» EXERCISE DESCRIPTION
Please repeat all of the lines that follow, exactly as written.

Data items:
• • • • • • •
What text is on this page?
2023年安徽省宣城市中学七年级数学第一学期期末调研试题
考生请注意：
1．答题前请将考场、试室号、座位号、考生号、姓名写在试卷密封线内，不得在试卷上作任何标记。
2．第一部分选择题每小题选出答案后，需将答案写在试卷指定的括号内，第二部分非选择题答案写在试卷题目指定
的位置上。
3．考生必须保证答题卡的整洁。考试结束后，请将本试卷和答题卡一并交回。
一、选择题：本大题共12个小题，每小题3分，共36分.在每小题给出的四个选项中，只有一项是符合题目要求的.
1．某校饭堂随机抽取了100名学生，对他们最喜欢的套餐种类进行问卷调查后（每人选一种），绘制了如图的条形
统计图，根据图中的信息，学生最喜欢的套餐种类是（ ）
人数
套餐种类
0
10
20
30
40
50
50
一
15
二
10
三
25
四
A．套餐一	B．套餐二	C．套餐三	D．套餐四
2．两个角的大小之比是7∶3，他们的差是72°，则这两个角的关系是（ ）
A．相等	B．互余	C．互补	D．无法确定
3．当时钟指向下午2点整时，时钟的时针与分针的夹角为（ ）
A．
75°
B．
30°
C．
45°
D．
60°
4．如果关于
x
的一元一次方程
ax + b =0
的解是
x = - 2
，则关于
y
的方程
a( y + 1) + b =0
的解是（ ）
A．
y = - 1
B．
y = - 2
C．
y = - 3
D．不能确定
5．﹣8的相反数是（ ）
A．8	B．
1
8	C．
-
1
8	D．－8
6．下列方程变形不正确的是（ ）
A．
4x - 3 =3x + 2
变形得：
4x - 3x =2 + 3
• • • • • • •
» SOLUTION FOR THIS TASK
What text is on this page?
2023年安徽省宣城市中学七年级数学第一学期期末调研试题
考生请注意：
1．答题前请将考场、试室号、座位号、考生号、姓名写在试卷密封线内，不得在试卷上作任何标记。
2．第一部分选择题每小题选出答案后，需将答案写在试卷指定的括号内，第二部分非选择题答案写在试卷题目指定
的位置上。
3．考生必须保证答题卡的整洁。考试结束后，请将本试卷和答题卡一并交回。
一、选择题：本大题共12个小题，每小题3分，共36分.在每小题给出的四个选项中，只有一项是符合题目要求的.
1．某校饭堂随机抽取了100名学生，对他们最喜欢的套餐种类进行问卷调查后（每人选一种），绘制了如图的条形
统计图，根据图中的信息，学生最喜欢的套餐种类是（ ）
人数
套餐种类
0
10
20
30
40
50
50
一
15
二
10
三
25
四
A．套餐一	B．套餐二	C．套餐三	D．套餐四
2．两个角的大小之比是7∶3，他们的差是72°，则这两个角的关系是（ ）
A．相等	B．互余	C．互补	D．无法确定
3．当时钟指向下午2点整时，时钟的时针与分针的夹角为（ ）
A．
75°
B．
30°
C．
45°
D．
60°
4．如果关于
x
的一元一次方程
ax + b =0
的解是
x = - 2
，则关于
y
的方程
a( y + 1) + b =0
的解是（ ）
A．
y = - 1
B．
y = - 2
C．
y = - 3
D．不能确定
5．﹣8的相反数是（ ）
A．8	B．
1
8	C．
-
1
8	D．－8
6．下列方程变形不正确的是（ ）
A．
4x - 3 =3x + 2
变形得：
4x - 3x =2 + 3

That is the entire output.